A block of data
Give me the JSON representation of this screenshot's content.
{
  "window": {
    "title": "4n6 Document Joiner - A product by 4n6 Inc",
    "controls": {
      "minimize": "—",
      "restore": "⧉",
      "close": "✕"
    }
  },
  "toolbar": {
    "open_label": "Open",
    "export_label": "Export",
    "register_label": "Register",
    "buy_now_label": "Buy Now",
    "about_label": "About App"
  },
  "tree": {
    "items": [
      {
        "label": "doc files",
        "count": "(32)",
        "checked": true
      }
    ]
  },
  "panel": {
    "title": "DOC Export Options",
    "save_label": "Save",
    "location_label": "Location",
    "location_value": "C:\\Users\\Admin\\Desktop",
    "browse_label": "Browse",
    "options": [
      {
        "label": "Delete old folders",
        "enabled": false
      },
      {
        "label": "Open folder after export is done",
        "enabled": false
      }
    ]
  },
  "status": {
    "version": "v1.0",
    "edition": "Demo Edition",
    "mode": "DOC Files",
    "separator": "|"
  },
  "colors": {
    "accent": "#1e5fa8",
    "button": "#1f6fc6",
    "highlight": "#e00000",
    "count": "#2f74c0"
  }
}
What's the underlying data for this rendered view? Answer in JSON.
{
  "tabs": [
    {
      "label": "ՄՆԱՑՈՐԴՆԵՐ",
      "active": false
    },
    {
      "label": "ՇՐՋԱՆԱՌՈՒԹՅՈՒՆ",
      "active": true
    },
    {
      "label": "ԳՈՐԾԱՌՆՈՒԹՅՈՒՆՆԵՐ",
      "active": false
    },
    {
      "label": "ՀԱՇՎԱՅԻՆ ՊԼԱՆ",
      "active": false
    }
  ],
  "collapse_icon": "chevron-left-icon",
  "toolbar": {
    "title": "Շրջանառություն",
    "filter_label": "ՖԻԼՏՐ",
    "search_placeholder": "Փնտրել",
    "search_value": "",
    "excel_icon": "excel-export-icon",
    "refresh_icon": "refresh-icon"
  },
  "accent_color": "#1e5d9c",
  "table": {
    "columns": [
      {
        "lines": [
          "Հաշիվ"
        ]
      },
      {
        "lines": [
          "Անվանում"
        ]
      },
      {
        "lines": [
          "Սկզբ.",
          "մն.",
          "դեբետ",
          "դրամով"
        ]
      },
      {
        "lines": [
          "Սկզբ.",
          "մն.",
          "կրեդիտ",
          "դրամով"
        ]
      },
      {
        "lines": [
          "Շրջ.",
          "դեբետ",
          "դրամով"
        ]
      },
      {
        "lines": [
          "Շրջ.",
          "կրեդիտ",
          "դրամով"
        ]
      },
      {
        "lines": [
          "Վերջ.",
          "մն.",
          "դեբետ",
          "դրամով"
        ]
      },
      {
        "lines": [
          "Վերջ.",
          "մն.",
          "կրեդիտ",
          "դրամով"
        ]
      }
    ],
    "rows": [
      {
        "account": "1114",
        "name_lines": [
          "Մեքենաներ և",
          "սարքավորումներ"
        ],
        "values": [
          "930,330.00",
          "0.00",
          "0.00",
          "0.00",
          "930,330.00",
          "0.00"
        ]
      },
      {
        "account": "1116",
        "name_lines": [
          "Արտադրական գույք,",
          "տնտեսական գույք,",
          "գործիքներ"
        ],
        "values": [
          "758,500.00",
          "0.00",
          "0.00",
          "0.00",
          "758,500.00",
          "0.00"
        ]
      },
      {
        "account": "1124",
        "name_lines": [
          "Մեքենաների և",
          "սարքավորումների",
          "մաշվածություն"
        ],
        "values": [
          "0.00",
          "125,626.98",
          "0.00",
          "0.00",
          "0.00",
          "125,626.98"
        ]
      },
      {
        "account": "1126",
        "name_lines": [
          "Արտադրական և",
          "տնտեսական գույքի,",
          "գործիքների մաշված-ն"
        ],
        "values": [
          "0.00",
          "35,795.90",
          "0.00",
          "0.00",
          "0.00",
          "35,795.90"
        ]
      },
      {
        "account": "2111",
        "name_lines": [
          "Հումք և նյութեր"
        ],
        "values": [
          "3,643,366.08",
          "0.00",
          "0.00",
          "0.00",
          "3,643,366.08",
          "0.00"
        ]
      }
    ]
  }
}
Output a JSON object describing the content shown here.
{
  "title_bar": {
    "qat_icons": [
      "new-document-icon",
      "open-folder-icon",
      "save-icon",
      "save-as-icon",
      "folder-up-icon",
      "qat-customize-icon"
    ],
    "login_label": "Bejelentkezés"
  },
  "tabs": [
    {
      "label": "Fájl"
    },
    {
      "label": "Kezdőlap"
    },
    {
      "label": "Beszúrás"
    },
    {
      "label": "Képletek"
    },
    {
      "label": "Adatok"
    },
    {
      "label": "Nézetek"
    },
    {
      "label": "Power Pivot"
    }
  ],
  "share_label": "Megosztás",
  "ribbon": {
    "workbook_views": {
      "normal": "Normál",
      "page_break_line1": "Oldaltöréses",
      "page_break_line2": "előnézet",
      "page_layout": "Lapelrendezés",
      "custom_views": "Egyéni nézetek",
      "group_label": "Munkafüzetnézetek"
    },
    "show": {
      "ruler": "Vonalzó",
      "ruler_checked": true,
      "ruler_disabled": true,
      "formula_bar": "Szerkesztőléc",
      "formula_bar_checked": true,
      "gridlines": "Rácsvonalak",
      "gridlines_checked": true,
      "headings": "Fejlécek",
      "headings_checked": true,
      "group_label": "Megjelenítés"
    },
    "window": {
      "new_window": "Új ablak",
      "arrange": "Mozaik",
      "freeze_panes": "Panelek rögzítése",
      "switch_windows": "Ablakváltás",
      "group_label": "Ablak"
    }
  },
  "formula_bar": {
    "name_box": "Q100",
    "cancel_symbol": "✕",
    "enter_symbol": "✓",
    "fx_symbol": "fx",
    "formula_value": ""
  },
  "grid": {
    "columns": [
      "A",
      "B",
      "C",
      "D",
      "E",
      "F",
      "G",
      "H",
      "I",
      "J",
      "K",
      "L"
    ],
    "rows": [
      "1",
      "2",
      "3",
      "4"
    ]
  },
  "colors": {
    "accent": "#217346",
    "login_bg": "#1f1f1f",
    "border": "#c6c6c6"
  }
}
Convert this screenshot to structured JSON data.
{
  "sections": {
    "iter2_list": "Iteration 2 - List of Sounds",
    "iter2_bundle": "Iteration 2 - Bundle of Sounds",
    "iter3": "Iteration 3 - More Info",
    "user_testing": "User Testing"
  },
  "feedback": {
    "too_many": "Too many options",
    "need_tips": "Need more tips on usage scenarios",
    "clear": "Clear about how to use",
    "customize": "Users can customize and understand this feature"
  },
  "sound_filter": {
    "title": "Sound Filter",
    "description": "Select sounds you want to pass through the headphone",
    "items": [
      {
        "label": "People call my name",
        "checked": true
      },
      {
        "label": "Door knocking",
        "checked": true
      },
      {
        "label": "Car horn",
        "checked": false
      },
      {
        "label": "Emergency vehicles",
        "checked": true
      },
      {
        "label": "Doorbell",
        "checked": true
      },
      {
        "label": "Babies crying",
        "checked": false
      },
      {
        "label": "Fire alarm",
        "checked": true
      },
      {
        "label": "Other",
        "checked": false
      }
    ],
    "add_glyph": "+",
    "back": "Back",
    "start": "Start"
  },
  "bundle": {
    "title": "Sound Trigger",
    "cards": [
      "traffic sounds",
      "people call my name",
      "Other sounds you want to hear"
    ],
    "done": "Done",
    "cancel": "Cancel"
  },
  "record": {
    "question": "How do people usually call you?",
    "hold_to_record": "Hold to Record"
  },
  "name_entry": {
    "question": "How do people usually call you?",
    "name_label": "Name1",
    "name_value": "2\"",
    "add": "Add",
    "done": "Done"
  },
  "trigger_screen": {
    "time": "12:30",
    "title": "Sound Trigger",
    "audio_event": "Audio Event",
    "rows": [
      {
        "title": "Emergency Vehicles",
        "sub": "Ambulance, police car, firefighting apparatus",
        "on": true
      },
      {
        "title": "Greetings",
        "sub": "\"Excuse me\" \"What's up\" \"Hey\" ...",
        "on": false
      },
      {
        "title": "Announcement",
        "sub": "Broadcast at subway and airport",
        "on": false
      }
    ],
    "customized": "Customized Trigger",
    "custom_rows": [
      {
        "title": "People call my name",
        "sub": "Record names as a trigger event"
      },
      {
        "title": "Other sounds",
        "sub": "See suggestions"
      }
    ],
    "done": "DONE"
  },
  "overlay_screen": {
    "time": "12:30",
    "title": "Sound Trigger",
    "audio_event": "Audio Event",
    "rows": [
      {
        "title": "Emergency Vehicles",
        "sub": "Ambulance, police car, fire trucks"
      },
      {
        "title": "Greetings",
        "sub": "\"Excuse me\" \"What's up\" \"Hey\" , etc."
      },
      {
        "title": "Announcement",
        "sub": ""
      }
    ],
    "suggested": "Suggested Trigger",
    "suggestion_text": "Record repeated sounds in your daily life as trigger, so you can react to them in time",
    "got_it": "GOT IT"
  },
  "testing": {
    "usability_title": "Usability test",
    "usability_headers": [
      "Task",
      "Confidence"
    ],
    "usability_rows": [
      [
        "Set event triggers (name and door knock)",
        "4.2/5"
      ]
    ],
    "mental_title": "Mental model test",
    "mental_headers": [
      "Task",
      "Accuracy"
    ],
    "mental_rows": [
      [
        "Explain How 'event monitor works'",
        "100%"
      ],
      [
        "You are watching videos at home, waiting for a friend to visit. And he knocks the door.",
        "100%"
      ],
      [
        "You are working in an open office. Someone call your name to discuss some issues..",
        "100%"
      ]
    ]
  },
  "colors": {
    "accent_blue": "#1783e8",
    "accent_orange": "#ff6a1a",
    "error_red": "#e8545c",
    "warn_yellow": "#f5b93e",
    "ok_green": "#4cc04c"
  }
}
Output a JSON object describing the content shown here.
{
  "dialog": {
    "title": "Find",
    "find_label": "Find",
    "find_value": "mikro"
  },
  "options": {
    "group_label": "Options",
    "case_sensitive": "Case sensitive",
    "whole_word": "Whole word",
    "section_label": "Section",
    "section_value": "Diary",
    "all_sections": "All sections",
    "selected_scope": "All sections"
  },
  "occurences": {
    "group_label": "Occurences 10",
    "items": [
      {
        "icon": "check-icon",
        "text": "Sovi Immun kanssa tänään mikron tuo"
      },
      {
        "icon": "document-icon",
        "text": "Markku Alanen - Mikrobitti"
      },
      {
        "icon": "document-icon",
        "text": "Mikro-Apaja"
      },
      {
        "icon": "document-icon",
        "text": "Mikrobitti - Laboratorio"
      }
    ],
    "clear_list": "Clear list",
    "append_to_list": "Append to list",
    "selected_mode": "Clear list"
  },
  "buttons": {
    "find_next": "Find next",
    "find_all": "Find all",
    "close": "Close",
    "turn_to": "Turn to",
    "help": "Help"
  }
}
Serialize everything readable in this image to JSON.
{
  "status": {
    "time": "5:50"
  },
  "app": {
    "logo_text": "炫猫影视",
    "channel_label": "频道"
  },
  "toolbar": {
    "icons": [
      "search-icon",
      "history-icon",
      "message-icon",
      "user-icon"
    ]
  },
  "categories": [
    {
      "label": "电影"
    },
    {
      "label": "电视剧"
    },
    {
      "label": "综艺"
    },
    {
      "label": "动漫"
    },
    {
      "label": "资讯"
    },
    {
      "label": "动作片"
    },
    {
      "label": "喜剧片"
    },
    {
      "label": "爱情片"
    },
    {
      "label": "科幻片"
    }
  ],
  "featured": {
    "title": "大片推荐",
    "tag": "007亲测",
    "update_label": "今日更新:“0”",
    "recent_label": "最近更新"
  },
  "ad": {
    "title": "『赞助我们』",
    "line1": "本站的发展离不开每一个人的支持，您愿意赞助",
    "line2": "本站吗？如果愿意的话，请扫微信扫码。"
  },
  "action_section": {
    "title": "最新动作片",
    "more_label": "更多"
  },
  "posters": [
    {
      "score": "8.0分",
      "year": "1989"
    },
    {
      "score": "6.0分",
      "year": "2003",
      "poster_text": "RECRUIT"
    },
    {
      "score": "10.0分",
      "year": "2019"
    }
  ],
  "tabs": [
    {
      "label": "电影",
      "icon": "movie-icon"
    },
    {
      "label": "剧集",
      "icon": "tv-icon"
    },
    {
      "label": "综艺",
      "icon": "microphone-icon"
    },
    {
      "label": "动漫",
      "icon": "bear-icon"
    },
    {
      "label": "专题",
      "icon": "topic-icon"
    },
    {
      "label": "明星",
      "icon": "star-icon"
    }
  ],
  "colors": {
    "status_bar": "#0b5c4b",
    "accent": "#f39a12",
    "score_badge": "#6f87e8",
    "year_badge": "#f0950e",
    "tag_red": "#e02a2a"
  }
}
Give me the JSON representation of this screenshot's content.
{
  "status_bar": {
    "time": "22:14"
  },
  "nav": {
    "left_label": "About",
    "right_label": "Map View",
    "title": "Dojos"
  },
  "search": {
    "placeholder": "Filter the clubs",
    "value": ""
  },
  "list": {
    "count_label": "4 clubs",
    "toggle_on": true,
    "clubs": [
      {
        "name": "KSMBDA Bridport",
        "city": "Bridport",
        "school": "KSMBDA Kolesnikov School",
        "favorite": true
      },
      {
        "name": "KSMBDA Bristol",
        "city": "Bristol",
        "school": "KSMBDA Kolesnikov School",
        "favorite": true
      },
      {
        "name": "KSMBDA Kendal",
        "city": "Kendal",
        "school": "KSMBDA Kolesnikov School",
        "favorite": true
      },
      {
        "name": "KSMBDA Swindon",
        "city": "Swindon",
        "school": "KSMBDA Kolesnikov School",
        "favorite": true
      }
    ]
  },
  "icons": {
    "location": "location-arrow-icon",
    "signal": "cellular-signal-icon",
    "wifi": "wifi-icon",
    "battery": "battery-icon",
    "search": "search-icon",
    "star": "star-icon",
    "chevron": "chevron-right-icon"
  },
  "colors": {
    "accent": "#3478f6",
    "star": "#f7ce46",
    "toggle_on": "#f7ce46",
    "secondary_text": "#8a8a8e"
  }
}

Stated exercise
Find the word "Users" and list each line it appears in.

Response to the task
    "location_value": "C:\\Users\\Admin\\Desktop",
    "customize": "Users can customize and understand this feature"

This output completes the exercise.